═══ Dataset excerpts ═══
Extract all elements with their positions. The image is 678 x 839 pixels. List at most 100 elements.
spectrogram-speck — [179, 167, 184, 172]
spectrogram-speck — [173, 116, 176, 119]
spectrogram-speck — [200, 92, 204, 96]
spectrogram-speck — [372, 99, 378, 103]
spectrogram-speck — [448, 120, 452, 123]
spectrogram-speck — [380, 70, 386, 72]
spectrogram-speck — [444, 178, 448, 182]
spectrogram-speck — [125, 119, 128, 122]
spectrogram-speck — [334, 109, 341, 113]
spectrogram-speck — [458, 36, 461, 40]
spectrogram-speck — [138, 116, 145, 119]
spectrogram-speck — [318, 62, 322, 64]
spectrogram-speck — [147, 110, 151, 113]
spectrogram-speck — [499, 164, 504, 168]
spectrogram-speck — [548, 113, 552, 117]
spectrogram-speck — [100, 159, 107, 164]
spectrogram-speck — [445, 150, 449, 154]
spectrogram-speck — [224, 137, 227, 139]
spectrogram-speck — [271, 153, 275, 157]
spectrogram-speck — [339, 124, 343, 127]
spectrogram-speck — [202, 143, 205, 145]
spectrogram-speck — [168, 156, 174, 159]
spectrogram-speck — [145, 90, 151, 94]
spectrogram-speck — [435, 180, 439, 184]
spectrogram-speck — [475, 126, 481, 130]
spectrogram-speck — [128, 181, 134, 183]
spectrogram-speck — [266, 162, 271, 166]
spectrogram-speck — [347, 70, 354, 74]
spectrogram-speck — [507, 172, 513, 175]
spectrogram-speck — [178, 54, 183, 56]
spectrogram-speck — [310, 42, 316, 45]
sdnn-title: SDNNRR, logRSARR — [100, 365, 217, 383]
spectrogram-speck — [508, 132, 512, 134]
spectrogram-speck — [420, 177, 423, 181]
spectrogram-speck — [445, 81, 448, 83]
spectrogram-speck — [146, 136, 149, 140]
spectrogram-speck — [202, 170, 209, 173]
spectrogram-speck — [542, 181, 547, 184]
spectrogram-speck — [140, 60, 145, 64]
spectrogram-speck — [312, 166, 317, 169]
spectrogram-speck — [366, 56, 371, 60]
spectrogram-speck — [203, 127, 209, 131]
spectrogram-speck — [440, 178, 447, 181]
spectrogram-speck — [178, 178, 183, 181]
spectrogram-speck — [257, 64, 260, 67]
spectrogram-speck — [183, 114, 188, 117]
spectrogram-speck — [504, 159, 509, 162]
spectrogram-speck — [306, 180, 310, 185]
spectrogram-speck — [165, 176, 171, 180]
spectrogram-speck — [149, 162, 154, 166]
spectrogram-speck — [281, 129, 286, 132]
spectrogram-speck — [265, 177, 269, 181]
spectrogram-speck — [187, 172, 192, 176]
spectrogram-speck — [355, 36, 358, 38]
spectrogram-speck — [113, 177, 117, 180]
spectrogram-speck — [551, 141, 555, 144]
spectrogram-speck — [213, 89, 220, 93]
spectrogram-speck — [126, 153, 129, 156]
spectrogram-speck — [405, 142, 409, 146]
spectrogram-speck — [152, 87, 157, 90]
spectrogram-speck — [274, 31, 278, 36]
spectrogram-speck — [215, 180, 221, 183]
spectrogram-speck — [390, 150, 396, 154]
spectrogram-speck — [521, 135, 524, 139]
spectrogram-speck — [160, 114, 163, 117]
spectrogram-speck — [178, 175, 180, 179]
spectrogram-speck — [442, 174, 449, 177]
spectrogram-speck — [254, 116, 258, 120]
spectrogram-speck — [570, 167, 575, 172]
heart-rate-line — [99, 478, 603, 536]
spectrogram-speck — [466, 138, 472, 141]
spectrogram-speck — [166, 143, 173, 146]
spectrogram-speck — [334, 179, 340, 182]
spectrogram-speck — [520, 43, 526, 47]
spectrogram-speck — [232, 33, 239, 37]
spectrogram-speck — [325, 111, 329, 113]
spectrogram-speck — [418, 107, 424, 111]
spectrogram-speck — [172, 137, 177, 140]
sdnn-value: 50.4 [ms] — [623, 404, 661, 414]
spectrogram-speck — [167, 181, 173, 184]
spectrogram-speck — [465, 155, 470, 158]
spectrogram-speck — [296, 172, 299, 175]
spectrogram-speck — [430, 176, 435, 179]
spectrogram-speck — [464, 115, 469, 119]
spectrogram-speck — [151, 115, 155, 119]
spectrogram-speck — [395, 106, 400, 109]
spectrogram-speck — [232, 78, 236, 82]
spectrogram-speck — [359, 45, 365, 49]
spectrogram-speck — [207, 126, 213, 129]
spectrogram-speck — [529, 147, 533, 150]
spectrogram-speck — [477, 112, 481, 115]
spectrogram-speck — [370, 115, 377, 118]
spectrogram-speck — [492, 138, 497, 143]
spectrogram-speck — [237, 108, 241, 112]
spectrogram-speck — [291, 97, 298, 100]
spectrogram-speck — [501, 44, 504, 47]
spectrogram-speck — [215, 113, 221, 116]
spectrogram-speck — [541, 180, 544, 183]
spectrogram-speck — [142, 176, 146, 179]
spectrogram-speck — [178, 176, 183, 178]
═══
Exercise brief
Retype the records word for word, from their first line up to and including the line containing "sdnn-title: SDNNRR, logRSARR", and stop there.

Answer to the problem
Extract all elements with their positions. The image is 678 x 839 pixels. List at most 100 elements.
spectrogram-speck — [179, 167, 184, 172]
spectrogram-speck — [173, 116, 176, 119]
spectrogram-speck — [200, 92, 204, 96]
spectrogram-speck — [372, 99, 378, 103]
spectrogram-speck — [448, 120, 452, 123]
spectrogram-speck — [380, 70, 386, 72]
spectrogram-speck — [444, 178, 448, 182]
spectrogram-speck — [125, 119, 128, 122]
spectrogram-speck — [334, 109, 341, 113]
spectrogram-speck — [458, 36, 461, 40]
spectrogram-speck — [138, 116, 145, 119]
spectrogram-speck — [318, 62, 322, 64]
spectrogram-speck — [147, 110, 151, 113]
spectrogram-speck — [499, 164, 504, 168]
spectrogram-speck — [548, 113, 552, 117]
spectrogram-speck — [100, 159, 107, 164]
spectrogram-speck — [445, 150, 449, 154]
spectrogram-speck — [224, 137, 227, 139]
spectrogram-speck — [271, 153, 275, 157]
spectrogram-speck — [339, 124, 343, 127]
spectrogram-speck — [202, 143, 205, 145]
spectrogram-speck — [168, 156, 174, 159]
spectrogram-speck — [145, 90, 151, 94]
spectrogram-speck — [435, 180, 439, 184]
spectrogram-speck — [475, 126, 481, 130]
spectrogram-speck — [128, 181, 134, 183]
spectrogram-speck — [266, 162, 271, 166]
spectrogram-speck — [347, 70, 354, 74]
spectrogram-speck — [507, 172, 513, 175]
spectrogram-speck — [178, 54, 183, 56]
spectrogram-speck — [310, 42, 316, 45]
sdnn-title: SDNNRR, logRSARR — [100, 365, 217, 383]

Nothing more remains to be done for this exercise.